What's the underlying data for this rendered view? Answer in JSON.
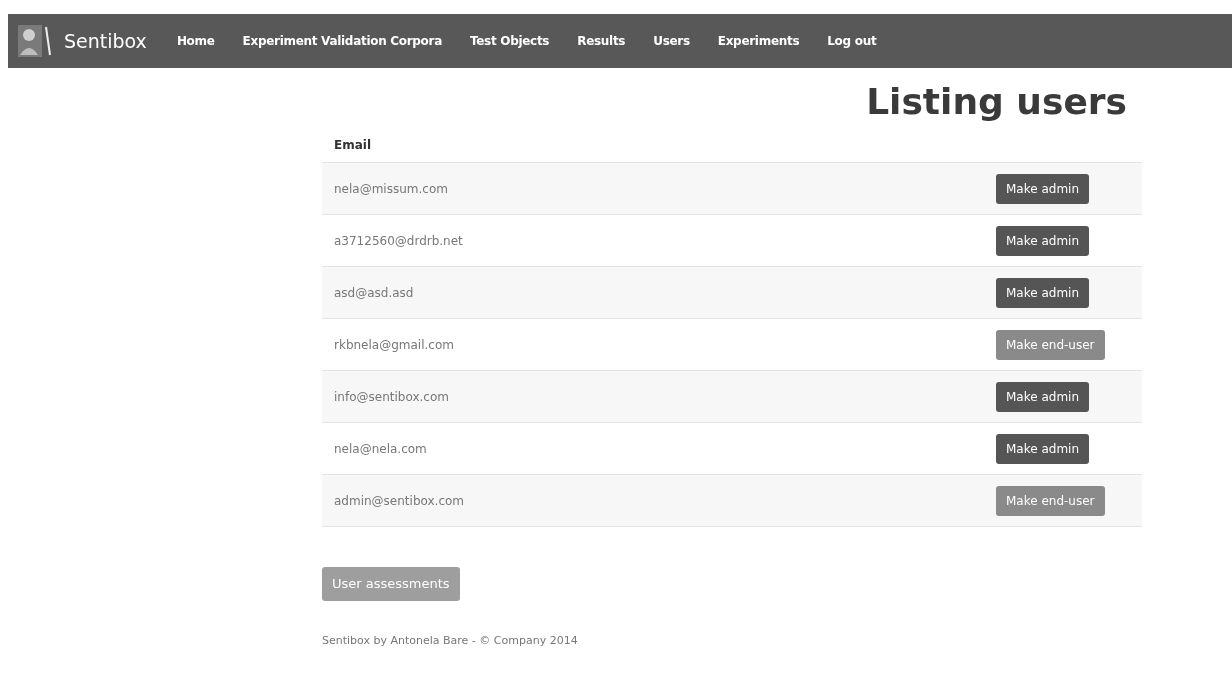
{
  "navbar": {
    "brand": "Sentibox",
    "items": [
      "Home",
      "Experiment Validation Corpora",
      "Test Objects",
      "Results",
      "Users",
      "Experiments",
      "Log out"
    ]
  },
  "title": "Listing users",
  "table": {
    "columns": [
      "Email"
    ],
    "rows": [
      {
        "email": "nela@missum.com",
        "action": {
          "label": "Make admin",
          "kind": "admin"
        }
      },
      {
        "email": "a3712560@drdrb.net",
        "action": {
          "label": "Make admin",
          "kind": "admin"
        }
      },
      {
        "email": "asd@asd.asd",
        "action": {
          "label": "Make admin",
          "kind": "admin"
        }
      },
      {
        "email": "rkbnela@gmail.com",
        "action": {
          "label": "Make end-user",
          "kind": "end-user"
        }
      },
      {
        "email": "info@sentibox.com",
        "action": {
          "label": "Make admin",
          "kind": "admin"
        }
      },
      {
        "email": "nela@nela.com",
        "action": {
          "label": "Make admin",
          "kind": "admin"
        }
      },
      {
        "email": "admin@sentibox.com",
        "action": {
          "label": "Make end-user",
          "kind": "end-user"
        }
      }
    ]
  },
  "assessments_button": "User assessments",
  "footer": "Sentibox by Antonela Bare - © Company 2014"
}
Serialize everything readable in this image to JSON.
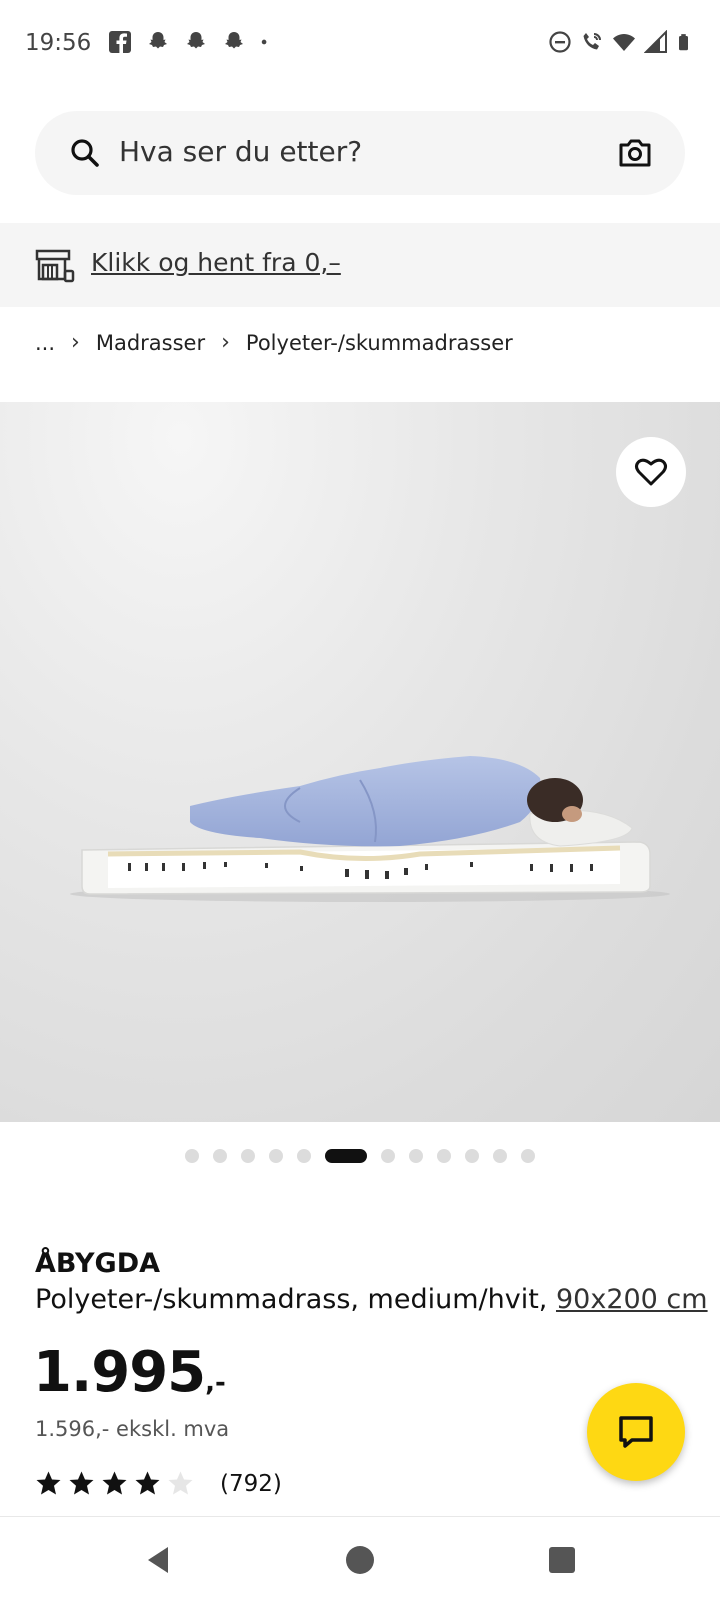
{
  "status_bar": {
    "time": "19:56",
    "left_icons": [
      "facebook-icon",
      "snapchat-icon",
      "snapchat-icon",
      "snapchat-icon",
      "dot-icon"
    ],
    "right_icons": [
      "dnd-icon",
      "wifi-calling-icon",
      "wifi-icon",
      "signal-icon",
      "battery-icon"
    ]
  },
  "search": {
    "placeholder": "Hva ser du etter?"
  },
  "promo": {
    "link_text": "Klikk og hent fra 0,–"
  },
  "breadcrumb": {
    "items": [
      "...",
      "Madrasser",
      "Polyeter-/skummadrasser"
    ]
  },
  "gallery": {
    "total_images": 12,
    "active_index": 5
  },
  "product": {
    "name": "ÅBYGDA",
    "description": "Polyeter-/skummadrass, medium/hvit,",
    "size": "90x200 cm",
    "price_main": "1.995",
    "price_suffix": ",-",
    "price_ex_vat": "1.596,- ekskl. mva",
    "rating": 4,
    "rating_max": 5,
    "review_count": "(792)"
  },
  "colors": {
    "accent_yellow": "#fed813",
    "text_dark": "#111111",
    "surface_grey": "#f5f5f5"
  }
}
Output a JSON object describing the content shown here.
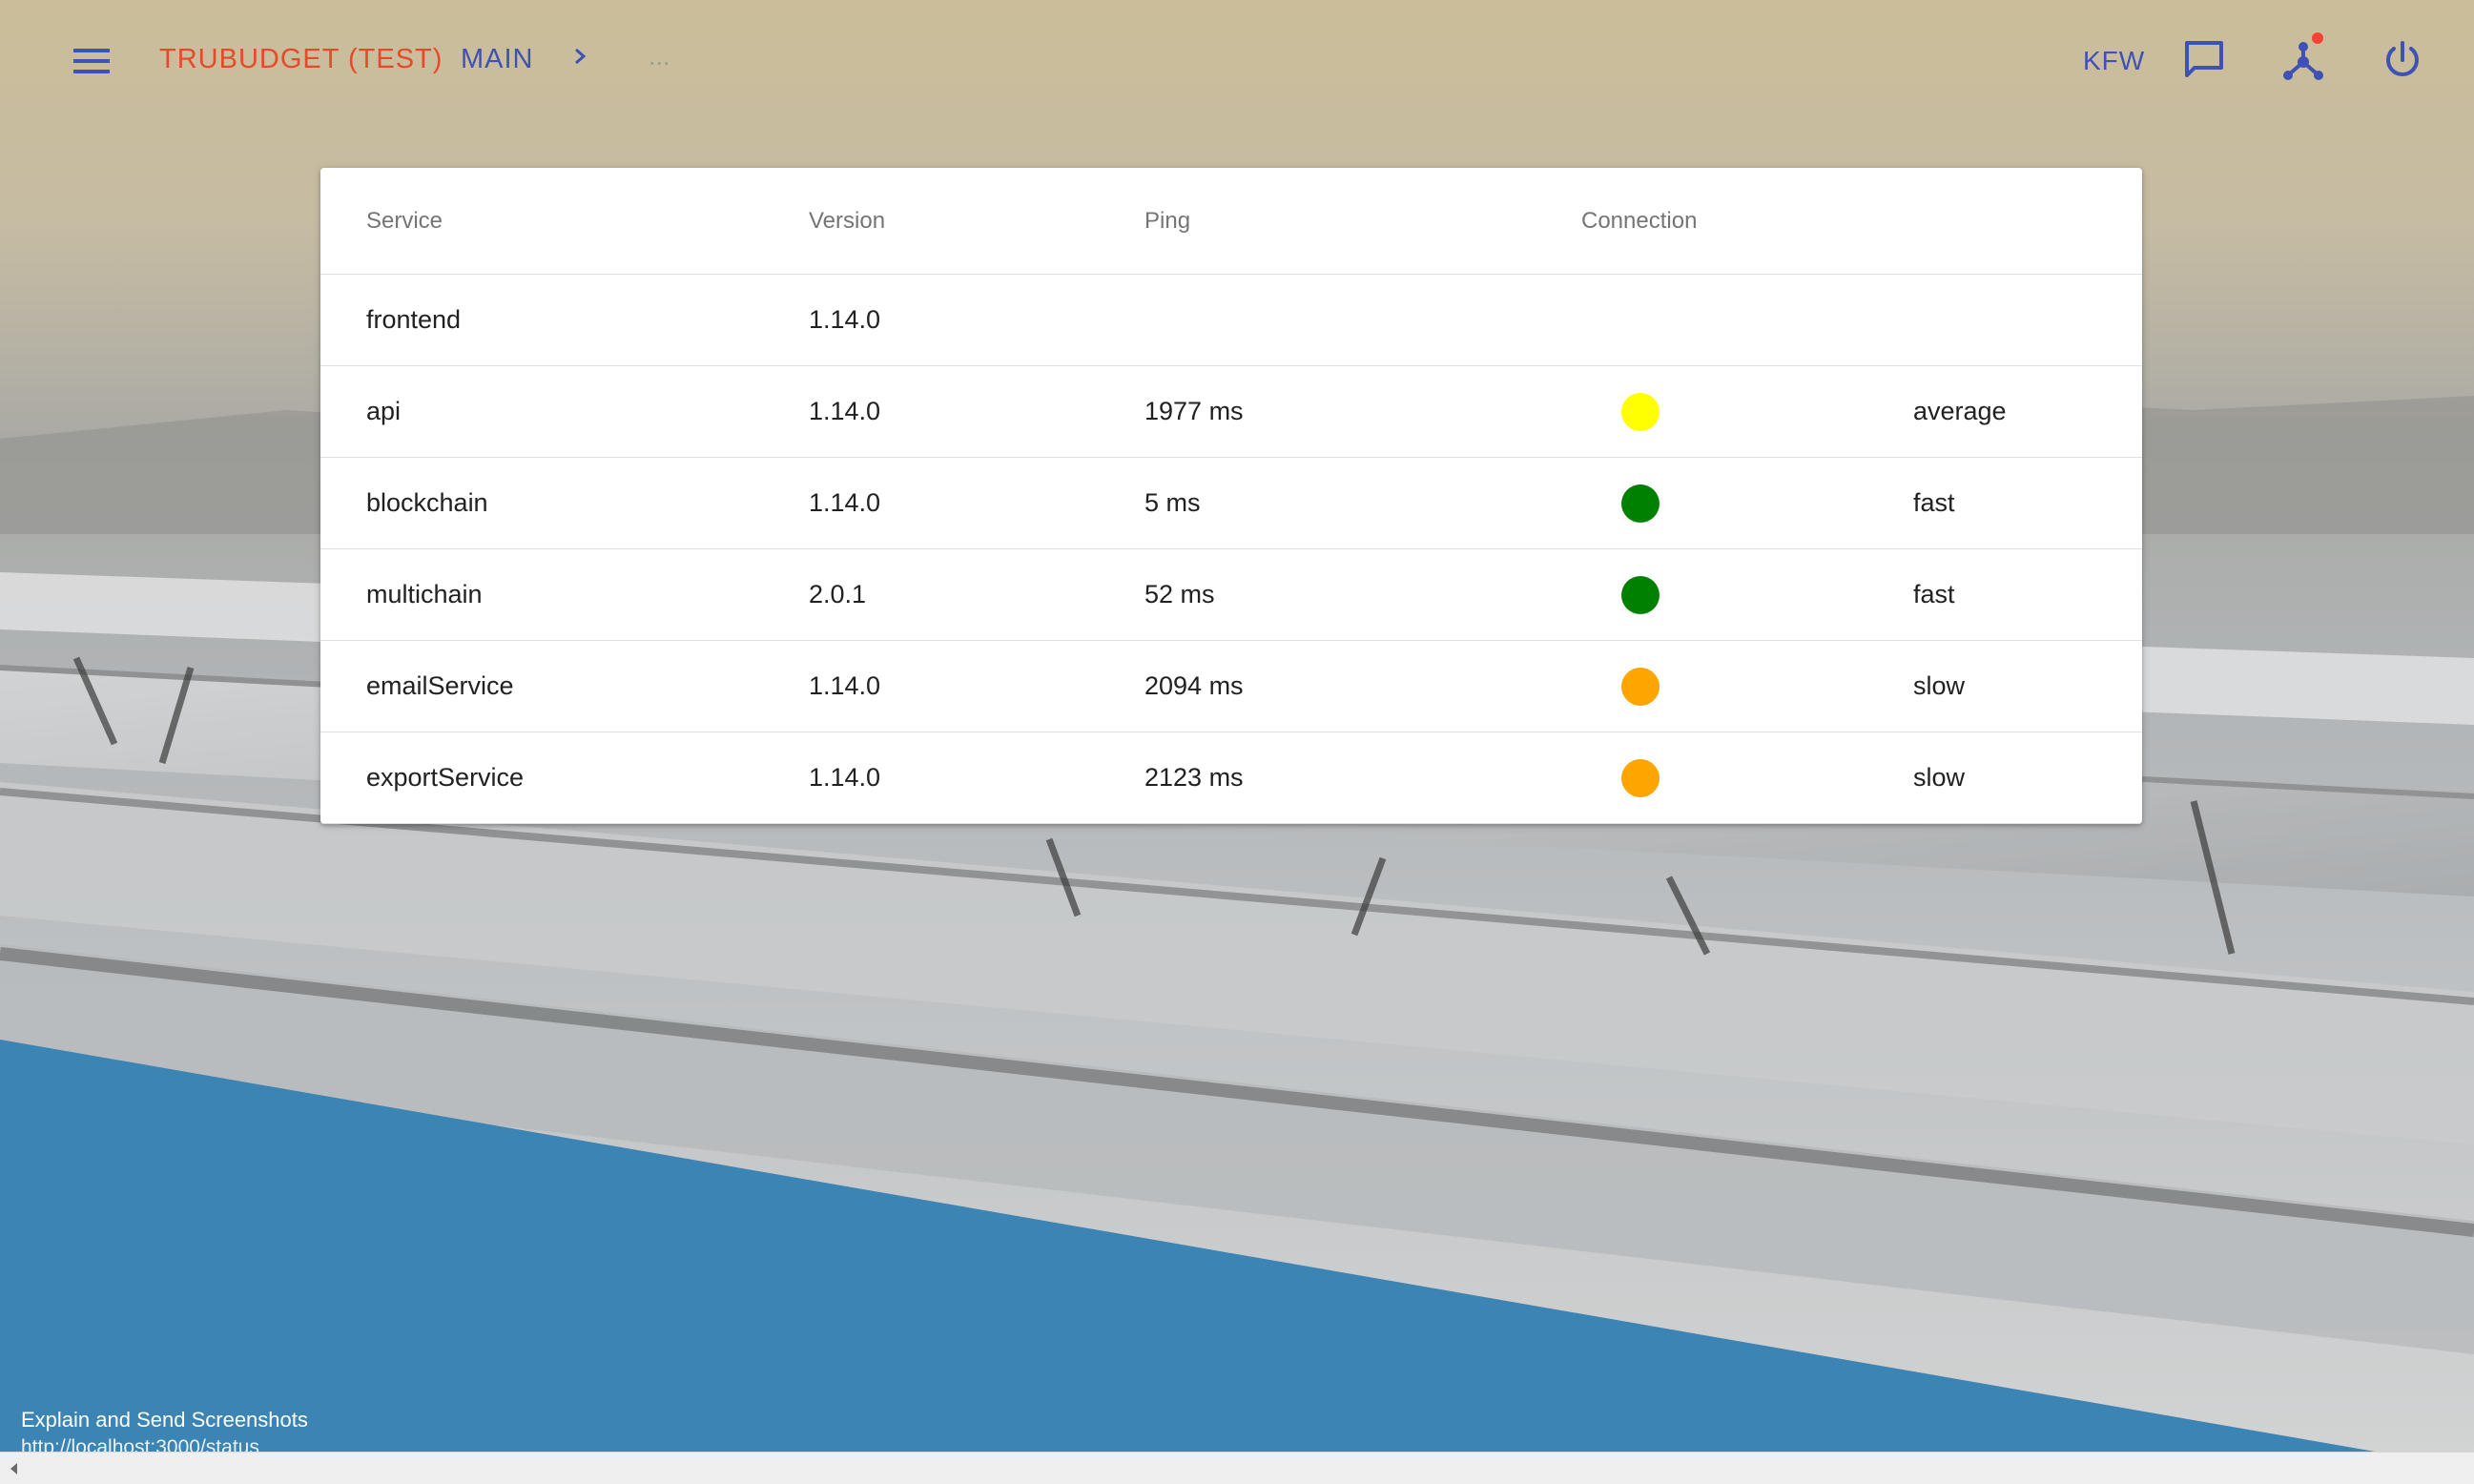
{
  "header": {
    "menu_icon": "hamburger-menu-icon",
    "brand": "TRUBUDGET (TEST)",
    "breadcrumb": {
      "main": "MAIN",
      "separator_icon": "chevron-right-icon",
      "ellipsis": "..."
    },
    "organization": "KFW",
    "actions": [
      {
        "name": "chat",
        "icon": "chat-bubble-icon"
      },
      {
        "name": "network",
        "icon": "network-icon",
        "has_notification_badge": true
      },
      {
        "name": "logout",
        "icon": "power-icon"
      }
    ],
    "accent_color": "#3f51b5",
    "brand_color": "#e8492a"
  },
  "status_table": {
    "columns": [
      "Service",
      "Version",
      "Ping",
      "Connection"
    ],
    "rows": [
      {
        "service": "frontend",
        "version": "1.14.0",
        "ping": "",
        "connection_color": "",
        "connection": ""
      },
      {
        "service": "api",
        "version": "1.14.0",
        "ping": "1977 ms",
        "connection_color": "#ffff00",
        "connection": "average"
      },
      {
        "service": "blockchain",
        "version": "1.14.0",
        "ping": "5 ms",
        "connection_color": "#008000",
        "connection": "fast"
      },
      {
        "service": "multichain",
        "version": "2.0.1",
        "ping": "52 ms",
        "connection_color": "#008000",
        "connection": "fast"
      },
      {
        "service": "emailService",
        "version": "1.14.0",
        "ping": "2094 ms",
        "connection_color": "#ffa500",
        "connection": "slow"
      },
      {
        "service": "exportService",
        "version": "1.14.0",
        "ping": "2123 ms",
        "connection_color": "#ffa500",
        "connection": "slow"
      }
    ]
  },
  "footer": {
    "feedback_link": "Explain and Send Screenshots",
    "status_url": "http://localhost:3000/status"
  }
}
◆ ◆ ◆ ◆ ◆ ◆ ◆
What is expected:
Apart from the pictures, the entries above are to be repeated in full and exactly.

Solution below:
What's the underlying data for this rendered view? Answer in JSON.
{
  "navbar": {
    "brand": "Sentibox",
    "items": [
      "Home",
      "Experiment Validation Corpora",
      "Test Objects",
      "Results",
      "Users",
      "Experiments",
      "Log out"
    ]
  },
  "title": "Listing users",
  "table": {
    "columns": [
      "Email"
    ],
    "rows": [
      {
        "email": "nela@missum.com",
        "action": {
          "label": "Make admin",
          "kind": "admin"
        }
      },
      {
        "email": "a3712560@drdrb.net",
        "action": {
          "label": "Make admin",
          "kind": "admin"
        }
      },
      {
        "email": "asd@asd.asd",
        "action": {
          "label": "Make admin",
          "kind": "admin"
        }
      },
      {
        "email": "rkbnela@gmail.com",
        "action": {
          "label": "Make end-user",
          "kind": "end-user"
        }
      },
      {
        "email": "info@sentibox.com",
        "action": {
          "label": "Make admin",
          "kind": "admin"
        }
      },
      {
        "email": "nela@nela.com",
        "action": {
          "label": "Make admin",
          "kind": "admin"
        }
      },
      {
        "email": "admin@sentibox.com",
        "action": {
          "label": "Make end-user",
          "kind": "end-user"
        }
      }
    ]
  },
  "assessments_button": "User assessments",
  "footer": "Sentibox by Antonela Bare - © Company 2014"
}
Serialize everything readable in this image to JSON.
{
  "status_bar": {
    "time": "19:56",
    "left_icons": [
      "facebook-icon",
      "snapchat-icon",
      "snapchat-icon",
      "snapchat-icon",
      "dot-icon"
    ],
    "right_icons": [
      "dnd-icon",
      "wifi-calling-icon",
      "wifi-icon",
      "signal-icon",
      "battery-icon"
    ]
  },
  "search": {
    "placeholder": "Hva ser du etter?"
  },
  "promo": {
    "link_text": "Klikk og hent fra 0,–"
  },
  "breadcrumb": {
    "items": [
      "...",
      "Madrasser",
      "Polyeter-/skummadrasser"
    ]
  },
  "gallery": {
    "total_images": 12,
    "active_index": 5
  },
  "product": {
    "name": "ÅBYGDA",
    "description": "Polyeter-/skummadrass, medium/hvit,",
    "size": "90x200 cm",
    "price_main": "1.995",
    "price_suffix": ",-",
    "price_ex_vat": "1.596,- ekskl. mva",
    "rating": 4,
    "rating_max": 5,
    "review_count": "(792)"
  },
  "colors": {
    "accent_yellow": "#fed813",
    "text_dark": "#111111",
    "surface_grey": "#f5f5f5"
  }
}
Output a JSON object describing the content shown here.
{
  "header": {
    "menu_icon": "hamburger-menu-icon",
    "brand": "TRUBUDGET (TEST)",
    "breadcrumb": {
      "main": "MAIN",
      "separator_icon": "chevron-right-icon",
      "ellipsis": "..."
    },
    "organization": "KFW",
    "actions": [
      {
        "name": "chat",
        "icon": "chat-bubble-icon"
      },
      {
        "name": "network",
        "icon": "network-icon",
        "has_notification_badge": true
      },
      {
        "name": "logout",
        "icon": "power-icon"
      }
    ],
    "accent_color": "#3f51b5",
    "brand_color": "#e8492a"
  },
  "status_table": {
    "columns": [
      "Service",
      "Version",
      "Ping",
      "Connection"
    ],
    "rows": [
      {
        "service": "frontend",
        "version": "1.14.0",
        "ping": "",
        "connection_color": "",
        "connection": ""
      },
      {
        "service": "api",
        "version": "1.14.0",
        "ping": "1977 ms",
        "connection_color": "#ffff00",
        "connection": "average"
      },
      {
        "service": "blockchain",
        "version": "1.14.0",
        "ping": "5 ms",
        "connection_color": "#008000",
        "connection": "fast"
      },
      {
        "service": "multichain",
        "version": "2.0.1",
        "ping": "52 ms",
        "connection_color": "#008000",
        "connection": "fast"
      },
      {
        "service": "emailService",
        "version": "1.14.0",
        "ping": "2094 ms",
        "connection_color": "#ffa500",
        "connection": "slow"
      },
      {
        "service": "exportService",
        "version": "1.14.0",
        "ping": "2123 ms",
        "connection_color": "#ffa500",
        "connection": "slow"
      }
    ]
  },
  "footer": {
    "feedback_link": "Explain and Send Screenshots",
    "status_url": "http://localhost:3000/status"
  }
}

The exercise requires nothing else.